▶ _WHAT THIS TASK INVOLVES_:
Your task is to copy every line of the entries that contains "PLATE".

[Dataset entries on figures]
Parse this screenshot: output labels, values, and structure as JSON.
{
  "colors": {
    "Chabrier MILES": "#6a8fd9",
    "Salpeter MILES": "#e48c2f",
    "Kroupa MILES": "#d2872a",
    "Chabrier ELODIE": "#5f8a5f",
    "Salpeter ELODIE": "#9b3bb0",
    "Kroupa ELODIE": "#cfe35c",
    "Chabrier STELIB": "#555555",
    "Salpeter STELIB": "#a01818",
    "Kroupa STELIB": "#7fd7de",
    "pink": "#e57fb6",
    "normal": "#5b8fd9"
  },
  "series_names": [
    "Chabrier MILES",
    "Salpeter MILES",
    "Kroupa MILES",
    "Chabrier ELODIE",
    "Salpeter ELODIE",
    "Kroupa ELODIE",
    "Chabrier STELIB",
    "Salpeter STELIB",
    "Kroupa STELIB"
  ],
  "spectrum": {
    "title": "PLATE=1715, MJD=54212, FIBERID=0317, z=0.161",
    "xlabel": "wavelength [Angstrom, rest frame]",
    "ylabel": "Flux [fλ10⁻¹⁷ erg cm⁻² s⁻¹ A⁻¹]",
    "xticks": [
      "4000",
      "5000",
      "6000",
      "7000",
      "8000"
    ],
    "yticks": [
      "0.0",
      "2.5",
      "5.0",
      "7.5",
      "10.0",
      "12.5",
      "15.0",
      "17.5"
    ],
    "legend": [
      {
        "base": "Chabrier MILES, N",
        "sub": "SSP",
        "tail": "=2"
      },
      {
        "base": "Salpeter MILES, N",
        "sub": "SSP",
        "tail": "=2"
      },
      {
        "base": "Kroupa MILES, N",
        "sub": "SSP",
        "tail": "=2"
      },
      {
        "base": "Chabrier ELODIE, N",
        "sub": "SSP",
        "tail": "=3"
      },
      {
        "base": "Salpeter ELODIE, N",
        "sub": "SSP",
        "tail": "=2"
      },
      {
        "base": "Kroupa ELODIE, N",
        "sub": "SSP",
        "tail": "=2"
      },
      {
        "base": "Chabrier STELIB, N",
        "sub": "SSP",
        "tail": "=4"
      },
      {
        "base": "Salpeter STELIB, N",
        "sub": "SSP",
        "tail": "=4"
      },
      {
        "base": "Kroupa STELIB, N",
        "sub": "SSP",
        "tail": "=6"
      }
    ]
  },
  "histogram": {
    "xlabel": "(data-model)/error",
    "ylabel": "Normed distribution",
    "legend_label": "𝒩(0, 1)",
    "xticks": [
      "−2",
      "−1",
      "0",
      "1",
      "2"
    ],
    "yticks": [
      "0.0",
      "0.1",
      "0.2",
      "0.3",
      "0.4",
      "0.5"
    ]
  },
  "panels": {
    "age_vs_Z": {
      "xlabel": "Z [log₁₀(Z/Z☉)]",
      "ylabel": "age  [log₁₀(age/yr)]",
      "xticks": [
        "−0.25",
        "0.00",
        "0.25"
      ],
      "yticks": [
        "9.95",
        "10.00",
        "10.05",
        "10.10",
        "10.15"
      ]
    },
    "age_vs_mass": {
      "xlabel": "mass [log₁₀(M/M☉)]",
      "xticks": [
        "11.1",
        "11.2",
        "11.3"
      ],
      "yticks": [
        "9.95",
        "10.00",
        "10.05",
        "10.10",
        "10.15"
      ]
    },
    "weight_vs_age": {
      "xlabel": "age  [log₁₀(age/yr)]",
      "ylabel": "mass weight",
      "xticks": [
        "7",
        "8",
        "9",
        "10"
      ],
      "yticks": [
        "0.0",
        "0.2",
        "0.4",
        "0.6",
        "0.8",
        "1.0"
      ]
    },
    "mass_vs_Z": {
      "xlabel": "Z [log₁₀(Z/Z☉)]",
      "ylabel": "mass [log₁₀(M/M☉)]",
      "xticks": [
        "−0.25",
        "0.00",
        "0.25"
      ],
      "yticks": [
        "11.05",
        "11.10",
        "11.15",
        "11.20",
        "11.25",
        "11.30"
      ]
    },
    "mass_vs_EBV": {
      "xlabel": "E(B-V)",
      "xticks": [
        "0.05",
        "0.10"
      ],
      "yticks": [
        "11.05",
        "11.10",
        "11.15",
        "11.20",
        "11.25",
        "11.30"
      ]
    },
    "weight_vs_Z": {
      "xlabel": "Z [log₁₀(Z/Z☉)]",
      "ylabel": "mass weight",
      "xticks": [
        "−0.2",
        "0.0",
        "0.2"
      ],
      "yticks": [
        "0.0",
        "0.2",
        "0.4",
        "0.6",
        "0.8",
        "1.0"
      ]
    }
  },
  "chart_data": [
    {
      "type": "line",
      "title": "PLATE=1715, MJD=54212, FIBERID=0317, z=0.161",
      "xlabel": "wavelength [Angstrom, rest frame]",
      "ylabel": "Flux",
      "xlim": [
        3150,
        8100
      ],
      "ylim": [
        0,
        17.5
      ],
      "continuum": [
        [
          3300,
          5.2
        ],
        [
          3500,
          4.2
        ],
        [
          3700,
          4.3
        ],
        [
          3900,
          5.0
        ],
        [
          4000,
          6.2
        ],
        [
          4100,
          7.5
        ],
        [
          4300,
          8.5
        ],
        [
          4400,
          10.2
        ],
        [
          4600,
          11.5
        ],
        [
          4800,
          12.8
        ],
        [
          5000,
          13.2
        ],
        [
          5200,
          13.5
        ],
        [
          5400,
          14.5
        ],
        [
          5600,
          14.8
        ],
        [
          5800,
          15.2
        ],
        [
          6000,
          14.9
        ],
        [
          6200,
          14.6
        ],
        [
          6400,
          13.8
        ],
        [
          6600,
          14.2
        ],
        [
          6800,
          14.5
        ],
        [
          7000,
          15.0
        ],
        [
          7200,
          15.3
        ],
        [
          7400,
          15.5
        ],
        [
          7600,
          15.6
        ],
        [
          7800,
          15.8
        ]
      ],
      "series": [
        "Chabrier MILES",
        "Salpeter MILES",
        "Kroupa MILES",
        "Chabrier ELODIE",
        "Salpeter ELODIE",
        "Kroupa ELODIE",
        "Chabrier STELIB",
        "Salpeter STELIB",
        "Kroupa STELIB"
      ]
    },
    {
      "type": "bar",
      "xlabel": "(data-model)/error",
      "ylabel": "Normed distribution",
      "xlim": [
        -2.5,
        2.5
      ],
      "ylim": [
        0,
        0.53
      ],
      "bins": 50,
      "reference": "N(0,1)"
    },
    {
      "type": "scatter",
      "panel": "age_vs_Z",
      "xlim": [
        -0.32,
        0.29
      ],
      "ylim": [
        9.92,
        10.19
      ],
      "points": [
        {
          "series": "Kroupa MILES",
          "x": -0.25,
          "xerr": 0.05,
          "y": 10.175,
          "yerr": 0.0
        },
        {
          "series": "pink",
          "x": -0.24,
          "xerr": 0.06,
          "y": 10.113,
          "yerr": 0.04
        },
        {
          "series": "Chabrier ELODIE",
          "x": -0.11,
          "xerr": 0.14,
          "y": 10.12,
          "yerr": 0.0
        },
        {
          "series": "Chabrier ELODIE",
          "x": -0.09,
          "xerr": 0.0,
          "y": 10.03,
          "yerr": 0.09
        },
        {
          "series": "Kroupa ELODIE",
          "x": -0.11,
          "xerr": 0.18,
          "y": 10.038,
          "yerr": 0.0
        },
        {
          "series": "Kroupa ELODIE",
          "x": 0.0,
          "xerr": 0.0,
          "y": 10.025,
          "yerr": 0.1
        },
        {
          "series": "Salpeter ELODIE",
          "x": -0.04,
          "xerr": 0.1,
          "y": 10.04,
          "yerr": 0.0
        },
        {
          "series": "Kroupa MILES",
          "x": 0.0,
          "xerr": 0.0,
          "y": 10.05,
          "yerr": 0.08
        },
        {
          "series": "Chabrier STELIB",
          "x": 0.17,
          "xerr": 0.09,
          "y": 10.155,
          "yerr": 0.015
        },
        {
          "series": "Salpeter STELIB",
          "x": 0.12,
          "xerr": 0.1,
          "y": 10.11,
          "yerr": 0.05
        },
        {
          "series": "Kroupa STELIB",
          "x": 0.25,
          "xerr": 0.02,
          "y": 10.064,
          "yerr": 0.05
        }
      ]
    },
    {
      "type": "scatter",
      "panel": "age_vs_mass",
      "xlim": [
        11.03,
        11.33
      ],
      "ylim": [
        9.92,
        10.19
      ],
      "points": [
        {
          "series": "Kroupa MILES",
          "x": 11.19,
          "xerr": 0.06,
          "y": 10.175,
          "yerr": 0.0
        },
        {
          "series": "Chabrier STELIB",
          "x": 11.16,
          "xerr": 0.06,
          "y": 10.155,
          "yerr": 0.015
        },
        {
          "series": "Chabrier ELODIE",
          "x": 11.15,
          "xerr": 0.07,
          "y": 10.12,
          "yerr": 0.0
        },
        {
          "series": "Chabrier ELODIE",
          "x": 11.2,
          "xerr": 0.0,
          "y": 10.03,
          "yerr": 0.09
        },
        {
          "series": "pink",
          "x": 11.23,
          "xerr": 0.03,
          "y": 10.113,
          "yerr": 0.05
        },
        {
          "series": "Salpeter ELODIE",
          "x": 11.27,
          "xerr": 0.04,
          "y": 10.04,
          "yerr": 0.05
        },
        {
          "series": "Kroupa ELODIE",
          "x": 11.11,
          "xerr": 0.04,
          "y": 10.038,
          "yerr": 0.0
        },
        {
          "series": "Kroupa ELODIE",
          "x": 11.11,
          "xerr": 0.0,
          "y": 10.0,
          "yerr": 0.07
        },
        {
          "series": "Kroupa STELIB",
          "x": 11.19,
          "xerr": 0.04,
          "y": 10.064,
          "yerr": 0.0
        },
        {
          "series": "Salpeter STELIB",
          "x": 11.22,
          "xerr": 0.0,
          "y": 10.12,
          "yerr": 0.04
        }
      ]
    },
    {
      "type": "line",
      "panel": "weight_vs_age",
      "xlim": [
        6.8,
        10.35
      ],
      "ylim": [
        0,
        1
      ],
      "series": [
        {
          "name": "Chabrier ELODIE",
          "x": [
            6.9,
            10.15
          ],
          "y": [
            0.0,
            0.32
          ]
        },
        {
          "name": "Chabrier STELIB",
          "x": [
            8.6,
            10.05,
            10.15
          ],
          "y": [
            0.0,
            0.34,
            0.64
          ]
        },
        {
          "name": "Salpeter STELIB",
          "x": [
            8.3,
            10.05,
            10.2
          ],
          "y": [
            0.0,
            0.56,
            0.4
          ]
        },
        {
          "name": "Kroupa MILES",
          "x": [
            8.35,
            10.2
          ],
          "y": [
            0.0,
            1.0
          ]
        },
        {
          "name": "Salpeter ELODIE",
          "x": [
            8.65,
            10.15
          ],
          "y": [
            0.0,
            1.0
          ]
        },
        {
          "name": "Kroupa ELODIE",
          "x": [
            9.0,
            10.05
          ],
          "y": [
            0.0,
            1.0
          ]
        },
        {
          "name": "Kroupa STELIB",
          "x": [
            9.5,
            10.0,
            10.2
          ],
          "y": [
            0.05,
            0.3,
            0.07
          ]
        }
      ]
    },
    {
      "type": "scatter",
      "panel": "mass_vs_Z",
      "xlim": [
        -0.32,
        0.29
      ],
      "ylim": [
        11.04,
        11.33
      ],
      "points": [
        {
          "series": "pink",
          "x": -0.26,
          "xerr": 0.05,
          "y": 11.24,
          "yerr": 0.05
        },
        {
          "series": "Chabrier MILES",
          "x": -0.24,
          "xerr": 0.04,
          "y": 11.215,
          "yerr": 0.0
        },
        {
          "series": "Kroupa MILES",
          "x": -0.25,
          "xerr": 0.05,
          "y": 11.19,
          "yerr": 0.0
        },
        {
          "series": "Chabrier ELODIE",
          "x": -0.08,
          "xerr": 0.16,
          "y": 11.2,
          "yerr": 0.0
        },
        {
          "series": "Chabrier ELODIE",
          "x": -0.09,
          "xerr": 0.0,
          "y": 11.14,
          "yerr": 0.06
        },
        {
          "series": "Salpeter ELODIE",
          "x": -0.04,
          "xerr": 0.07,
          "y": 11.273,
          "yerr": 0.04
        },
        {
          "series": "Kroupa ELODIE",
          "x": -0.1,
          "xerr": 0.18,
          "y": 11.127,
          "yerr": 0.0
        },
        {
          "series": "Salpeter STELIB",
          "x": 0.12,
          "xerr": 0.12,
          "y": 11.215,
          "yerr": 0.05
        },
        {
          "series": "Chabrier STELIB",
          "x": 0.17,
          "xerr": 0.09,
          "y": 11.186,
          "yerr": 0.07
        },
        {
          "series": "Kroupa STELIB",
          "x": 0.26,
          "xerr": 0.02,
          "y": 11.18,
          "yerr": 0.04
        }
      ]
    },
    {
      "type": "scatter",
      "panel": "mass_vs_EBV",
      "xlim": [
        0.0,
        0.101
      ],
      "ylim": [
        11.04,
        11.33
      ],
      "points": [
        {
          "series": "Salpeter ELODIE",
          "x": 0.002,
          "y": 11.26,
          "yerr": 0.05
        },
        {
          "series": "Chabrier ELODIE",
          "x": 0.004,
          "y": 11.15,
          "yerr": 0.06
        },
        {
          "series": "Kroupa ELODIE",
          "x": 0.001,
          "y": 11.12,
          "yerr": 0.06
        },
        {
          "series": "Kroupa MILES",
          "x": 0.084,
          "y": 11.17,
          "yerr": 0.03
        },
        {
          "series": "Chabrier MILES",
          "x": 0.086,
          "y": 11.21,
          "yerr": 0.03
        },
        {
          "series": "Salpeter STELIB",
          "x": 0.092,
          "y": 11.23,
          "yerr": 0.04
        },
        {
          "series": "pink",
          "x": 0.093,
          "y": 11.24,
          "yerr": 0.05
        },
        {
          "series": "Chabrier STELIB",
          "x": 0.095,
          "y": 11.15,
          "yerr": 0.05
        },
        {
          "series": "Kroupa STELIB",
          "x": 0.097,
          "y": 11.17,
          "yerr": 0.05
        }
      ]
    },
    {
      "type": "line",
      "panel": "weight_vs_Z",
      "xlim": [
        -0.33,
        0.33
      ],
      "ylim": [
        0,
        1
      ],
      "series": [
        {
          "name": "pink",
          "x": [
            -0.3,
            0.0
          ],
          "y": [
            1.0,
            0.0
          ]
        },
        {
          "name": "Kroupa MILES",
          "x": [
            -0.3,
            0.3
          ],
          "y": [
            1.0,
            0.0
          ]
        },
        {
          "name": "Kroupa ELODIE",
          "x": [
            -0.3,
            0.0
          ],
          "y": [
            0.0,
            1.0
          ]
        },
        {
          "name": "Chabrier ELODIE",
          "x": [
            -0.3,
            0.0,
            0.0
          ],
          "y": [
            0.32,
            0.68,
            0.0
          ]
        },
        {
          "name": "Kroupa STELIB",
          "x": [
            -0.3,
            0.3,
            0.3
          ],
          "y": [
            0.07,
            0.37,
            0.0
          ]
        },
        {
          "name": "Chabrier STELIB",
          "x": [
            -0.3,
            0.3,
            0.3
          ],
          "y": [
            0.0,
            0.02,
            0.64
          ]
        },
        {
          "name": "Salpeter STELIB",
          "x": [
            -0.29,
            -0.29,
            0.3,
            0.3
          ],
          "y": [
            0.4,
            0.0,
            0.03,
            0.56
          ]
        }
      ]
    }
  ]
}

▶ _CORRECT ANSWER_:
    "title": "PLATE=1715, MJD=54212, FIBERID=0317, z=0.161",
      "title": "PLATE=1715, MJD=54212, FIBERID=0317, z=0.161",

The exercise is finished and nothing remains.